>> Start Recorded information

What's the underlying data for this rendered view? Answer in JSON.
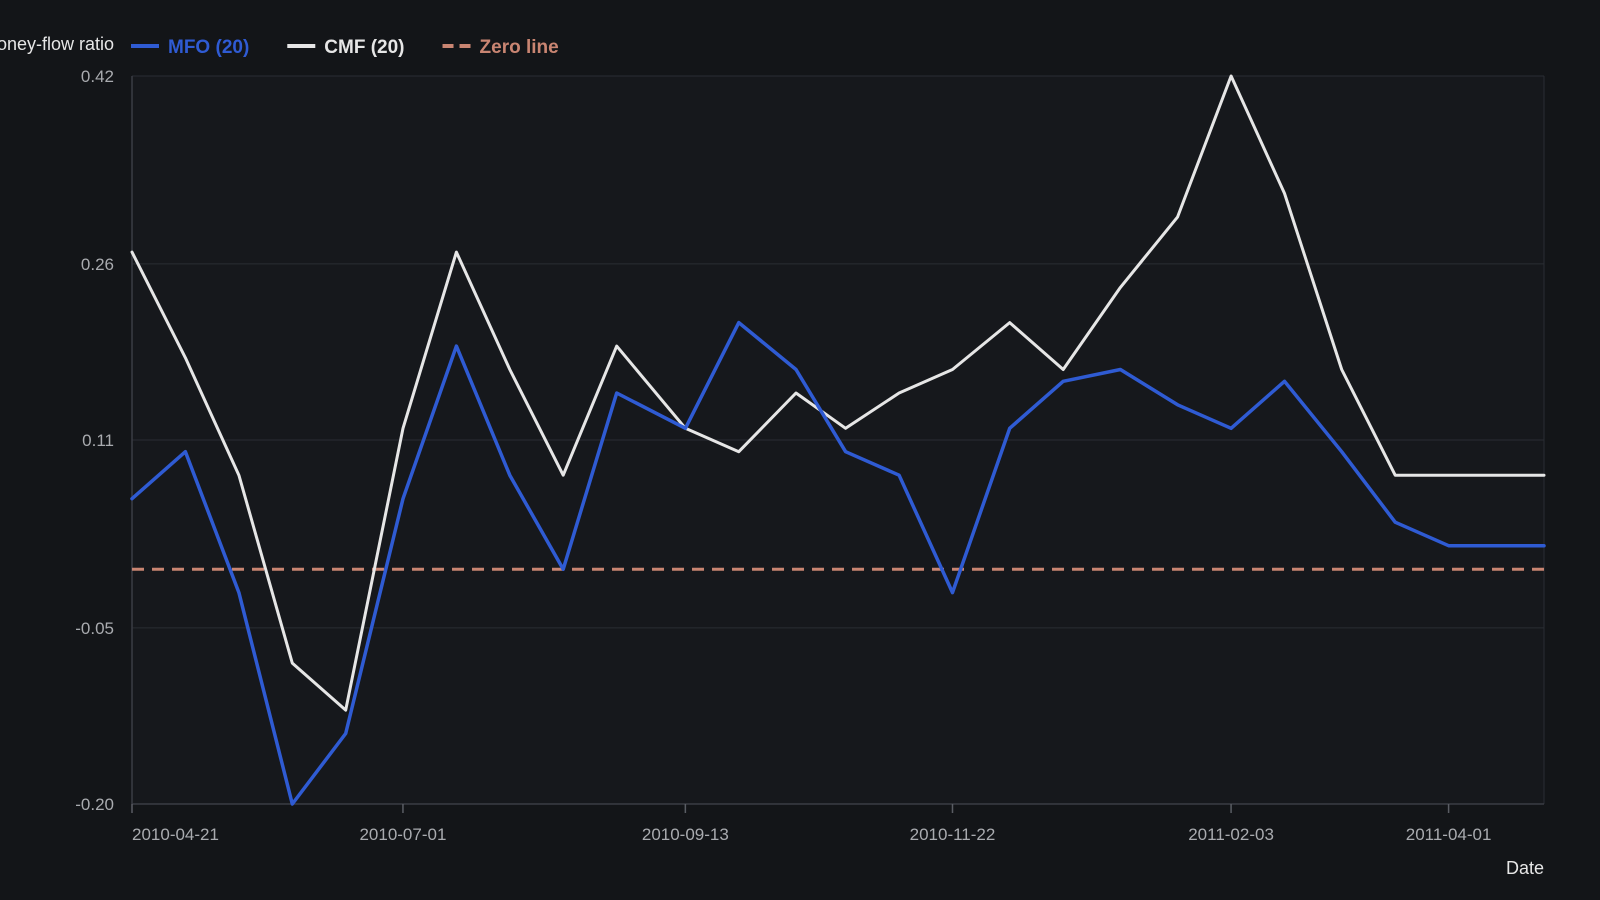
{
  "chart_data": {
    "type": "line",
    "ylabel": "Money-flow ratio",
    "xlabel": "Date",
    "ylim": [
      -0.2,
      0.42
    ],
    "yticks": [
      0.42,
      0.26,
      0.11,
      -0.05,
      -0.2
    ],
    "ytick_labels": [
      "0.42",
      "0.26",
      "0.11",
      "-0.05",
      "-0.20"
    ],
    "xlim": [
      "2010-04-21",
      "2011-04-26"
    ],
    "xticks": [
      {
        "date": "2010-04-21",
        "label": "2010-04-21"
      },
      {
        "date": "2010-07-01",
        "label": "2010-07-01"
      },
      {
        "date": "2010-09-13",
        "label": "2010-09-13"
      },
      {
        "date": "2010-11-22",
        "label": "2010-11-22"
      },
      {
        "date": "2011-02-03",
        "label": "2011-02-03"
      },
      {
        "date": "2011-04-01",
        "label": "2011-04-01"
      }
    ],
    "grid": true,
    "legend_position": "top-left",
    "x": [
      "2010-04-21",
      "2010-05-05",
      "2010-05-19",
      "2010-06-02",
      "2010-06-16",
      "2010-07-01",
      "2010-07-15",
      "2010-07-29",
      "2010-08-12",
      "2010-08-26",
      "2010-09-13",
      "2010-09-27",
      "2010-10-12",
      "2010-10-25",
      "2010-11-08",
      "2010-11-22",
      "2010-12-07",
      "2010-12-21",
      "2011-01-05",
      "2011-01-20",
      "2011-02-03",
      "2011-02-17",
      "2011-03-04",
      "2011-03-18",
      "2011-04-01",
      "2011-04-26"
    ],
    "series": [
      {
        "name": "MFO (20)",
        "color": "#2f5bd3",
        "dash": false,
        "values": [
          0.06,
          0.1,
          -0.02,
          -0.2,
          -0.14,
          0.06,
          0.19,
          0.08,
          0.0,
          0.15,
          0.12,
          0.21,
          0.17,
          0.1,
          0.08,
          -0.02,
          0.12,
          0.16,
          0.17,
          0.14,
          0.12,
          0.16,
          0.1,
          0.04,
          0.02,
          0.02
        ]
      },
      {
        "name": "CMF (20)",
        "color": "#e6e6e6",
        "dash": false,
        "values": [
          0.27,
          0.18,
          0.08,
          -0.08,
          -0.12,
          0.12,
          0.27,
          0.17,
          0.08,
          0.19,
          0.12,
          0.1,
          0.15,
          0.12,
          0.15,
          0.17,
          0.21,
          0.17,
          0.24,
          0.3,
          0.42,
          0.32,
          0.17,
          0.08,
          0.08,
          0.08
        ]
      },
      {
        "name": "Zero line",
        "color": "#c98572",
        "dash": true,
        "values": [
          0,
          0,
          0,
          0,
          0,
          0,
          0,
          0,
          0,
          0,
          0,
          0,
          0,
          0,
          0,
          0,
          0,
          0,
          0,
          0,
          0,
          0,
          0,
          0,
          0,
          0
        ]
      }
    ],
    "colors": {
      "background": "#131518",
      "plot_background": "#16181c",
      "grid": "#2a2d33",
      "axis_text": "#a9abaf",
      "label_text": "#e6e6e6"
    }
  }
}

>> End Recorded information

> Aim: Omit the pictures and output all of the other material exactly.

> Response below:
What's the underlying data for this rendered view? Answer in JSON.
{
  "chart_data": {
    "type": "line",
    "ylabel": "Money-flow ratio",
    "xlabel": "Date",
    "ylim": [
      -0.2,
      0.42
    ],
    "yticks": [
      0.42,
      0.26,
      0.11,
      -0.05,
      -0.2
    ],
    "ytick_labels": [
      "0.42",
      "0.26",
      "0.11",
      "-0.05",
      "-0.20"
    ],
    "xlim": [
      "2010-04-21",
      "2011-04-26"
    ],
    "xticks": [
      {
        "date": "2010-04-21",
        "label": "2010-04-21"
      },
      {
        "date": "2010-07-01",
        "label": "2010-07-01"
      },
      {
        "date": "2010-09-13",
        "label": "2010-09-13"
      },
      {
        "date": "2010-11-22",
        "label": "2010-11-22"
      },
      {
        "date": "2011-02-03",
        "label": "2011-02-03"
      },
      {
        "date": "2011-04-01",
        "label": "2011-04-01"
      }
    ],
    "grid": true,
    "legend_position": "top-left",
    "x": [
      "2010-04-21",
      "2010-05-05",
      "2010-05-19",
      "2010-06-02",
      "2010-06-16",
      "2010-07-01",
      "2010-07-15",
      "2010-07-29",
      "2010-08-12",
      "2010-08-26",
      "2010-09-13",
      "2010-09-27",
      "2010-10-12",
      "2010-10-25",
      "2010-11-08",
      "2010-11-22",
      "2010-12-07",
      "2010-12-21",
      "2011-01-05",
      "2011-01-20",
      "2011-02-03",
      "2011-02-17",
      "2011-03-04",
      "2011-03-18",
      "2011-04-01",
      "2011-04-26"
    ],
    "series": [
      {
        "name": "MFO (20)",
        "color": "#2f5bd3",
        "dash": false,
        "values": [
          0.06,
          0.1,
          -0.02,
          -0.2,
          -0.14,
          0.06,
          0.19,
          0.08,
          0.0,
          0.15,
          0.12,
          0.21,
          0.17,
          0.1,
          0.08,
          -0.02,
          0.12,
          0.16,
          0.17,
          0.14,
          0.12,
          0.16,
          0.1,
          0.04,
          0.02,
          0.02
        ]
      },
      {
        "name": "CMF (20)",
        "color": "#e6e6e6",
        "dash": false,
        "values": [
          0.27,
          0.18,
          0.08,
          -0.08,
          -0.12,
          0.12,
          0.27,
          0.17,
          0.08,
          0.19,
          0.12,
          0.1,
          0.15,
          0.12,
          0.15,
          0.17,
          0.21,
          0.17,
          0.24,
          0.3,
          0.42,
          0.32,
          0.17,
          0.08,
          0.08,
          0.08
        ]
      },
      {
        "name": "Zero line",
        "color": "#c98572",
        "dash": true,
        "values": [
          0,
          0,
          0,
          0,
          0,
          0,
          0,
          0,
          0,
          0,
          0,
          0,
          0,
          0,
          0,
          0,
          0,
          0,
          0,
          0,
          0,
          0,
          0,
          0,
          0,
          0
        ]
      }
    ],
    "colors": {
      "background": "#131518",
      "plot_background": "#16181c",
      "grid": "#2a2d33",
      "axis_text": "#a9abaf",
      "label_text": "#e6e6e6"
    }
  }
}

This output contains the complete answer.